= Data extract =

▬▬▬▬▬▬▬▬▬▬

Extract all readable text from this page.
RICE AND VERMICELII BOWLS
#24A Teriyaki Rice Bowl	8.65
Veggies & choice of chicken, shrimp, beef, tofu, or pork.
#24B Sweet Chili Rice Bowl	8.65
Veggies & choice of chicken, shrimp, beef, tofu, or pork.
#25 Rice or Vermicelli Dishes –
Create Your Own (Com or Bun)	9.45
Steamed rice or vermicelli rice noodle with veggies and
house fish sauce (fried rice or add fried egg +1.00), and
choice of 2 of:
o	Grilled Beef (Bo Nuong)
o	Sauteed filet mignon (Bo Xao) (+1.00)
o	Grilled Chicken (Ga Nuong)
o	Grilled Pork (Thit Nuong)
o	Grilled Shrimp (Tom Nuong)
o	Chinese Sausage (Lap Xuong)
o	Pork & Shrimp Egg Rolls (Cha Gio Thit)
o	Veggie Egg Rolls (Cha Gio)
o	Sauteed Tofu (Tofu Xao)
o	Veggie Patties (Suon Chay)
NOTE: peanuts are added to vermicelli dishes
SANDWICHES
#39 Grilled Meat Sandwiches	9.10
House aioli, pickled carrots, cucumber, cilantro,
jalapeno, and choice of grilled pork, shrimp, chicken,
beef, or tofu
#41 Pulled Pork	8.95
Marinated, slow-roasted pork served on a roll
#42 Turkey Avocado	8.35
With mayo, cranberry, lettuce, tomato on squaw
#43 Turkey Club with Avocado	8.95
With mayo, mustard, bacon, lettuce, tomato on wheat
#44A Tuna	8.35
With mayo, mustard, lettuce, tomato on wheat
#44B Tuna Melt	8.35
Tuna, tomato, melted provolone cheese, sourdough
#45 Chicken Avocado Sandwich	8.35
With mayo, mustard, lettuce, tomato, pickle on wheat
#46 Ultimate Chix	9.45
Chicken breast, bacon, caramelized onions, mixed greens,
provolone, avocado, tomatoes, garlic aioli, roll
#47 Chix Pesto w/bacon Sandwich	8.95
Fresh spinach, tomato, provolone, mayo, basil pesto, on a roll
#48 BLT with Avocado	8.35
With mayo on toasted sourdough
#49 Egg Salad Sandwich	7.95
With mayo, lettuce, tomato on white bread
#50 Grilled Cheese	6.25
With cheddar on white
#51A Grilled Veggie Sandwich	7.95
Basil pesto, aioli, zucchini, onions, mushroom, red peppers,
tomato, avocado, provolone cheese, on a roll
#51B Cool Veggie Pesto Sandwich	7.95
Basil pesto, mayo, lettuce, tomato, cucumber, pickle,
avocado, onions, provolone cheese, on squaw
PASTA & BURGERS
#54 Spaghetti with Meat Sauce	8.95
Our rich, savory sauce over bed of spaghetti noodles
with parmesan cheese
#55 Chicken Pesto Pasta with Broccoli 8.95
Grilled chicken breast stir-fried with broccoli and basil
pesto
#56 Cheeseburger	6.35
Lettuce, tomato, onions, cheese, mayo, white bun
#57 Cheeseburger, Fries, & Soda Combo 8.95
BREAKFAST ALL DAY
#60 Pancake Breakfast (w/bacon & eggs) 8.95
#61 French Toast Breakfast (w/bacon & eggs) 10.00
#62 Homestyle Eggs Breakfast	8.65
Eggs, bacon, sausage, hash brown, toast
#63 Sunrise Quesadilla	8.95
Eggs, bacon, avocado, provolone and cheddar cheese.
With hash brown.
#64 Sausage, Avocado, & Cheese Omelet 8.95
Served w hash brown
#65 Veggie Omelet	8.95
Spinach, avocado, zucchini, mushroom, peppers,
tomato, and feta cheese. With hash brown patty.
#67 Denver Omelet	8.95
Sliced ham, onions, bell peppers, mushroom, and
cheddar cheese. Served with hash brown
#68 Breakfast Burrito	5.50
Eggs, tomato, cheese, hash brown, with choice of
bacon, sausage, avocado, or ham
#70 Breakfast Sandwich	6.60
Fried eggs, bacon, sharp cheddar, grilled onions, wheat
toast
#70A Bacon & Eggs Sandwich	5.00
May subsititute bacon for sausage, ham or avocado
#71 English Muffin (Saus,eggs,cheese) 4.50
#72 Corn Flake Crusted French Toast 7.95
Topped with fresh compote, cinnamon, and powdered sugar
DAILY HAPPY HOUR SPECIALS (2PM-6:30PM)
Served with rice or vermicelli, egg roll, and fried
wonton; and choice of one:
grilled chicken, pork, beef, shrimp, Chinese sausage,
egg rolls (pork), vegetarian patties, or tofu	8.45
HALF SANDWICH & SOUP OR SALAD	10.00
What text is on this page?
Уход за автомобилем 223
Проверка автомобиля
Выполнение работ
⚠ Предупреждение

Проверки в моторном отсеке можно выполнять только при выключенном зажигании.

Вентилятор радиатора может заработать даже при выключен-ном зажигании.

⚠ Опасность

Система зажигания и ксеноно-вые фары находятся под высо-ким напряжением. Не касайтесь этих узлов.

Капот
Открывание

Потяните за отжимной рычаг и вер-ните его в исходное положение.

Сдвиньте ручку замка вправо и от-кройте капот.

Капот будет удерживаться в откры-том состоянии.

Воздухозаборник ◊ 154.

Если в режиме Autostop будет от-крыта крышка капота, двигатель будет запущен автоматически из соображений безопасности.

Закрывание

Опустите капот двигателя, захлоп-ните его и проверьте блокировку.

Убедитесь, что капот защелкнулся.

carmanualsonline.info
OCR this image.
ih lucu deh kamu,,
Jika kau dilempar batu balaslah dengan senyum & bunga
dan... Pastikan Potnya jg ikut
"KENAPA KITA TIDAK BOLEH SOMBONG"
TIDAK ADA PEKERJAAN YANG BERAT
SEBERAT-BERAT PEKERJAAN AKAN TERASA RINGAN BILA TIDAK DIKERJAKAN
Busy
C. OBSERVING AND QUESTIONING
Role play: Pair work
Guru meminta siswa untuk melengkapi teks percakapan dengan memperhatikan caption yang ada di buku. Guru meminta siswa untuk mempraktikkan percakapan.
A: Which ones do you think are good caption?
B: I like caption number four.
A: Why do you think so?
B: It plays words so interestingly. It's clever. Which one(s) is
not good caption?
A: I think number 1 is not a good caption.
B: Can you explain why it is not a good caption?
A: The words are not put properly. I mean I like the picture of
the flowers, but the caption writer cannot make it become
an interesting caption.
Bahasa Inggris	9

▬▬▬▬▬▬▬▬▬▬

= Task =
Count the lines that hold the string "Turkey", and reply with that number alone.

= Response to this exercise =
2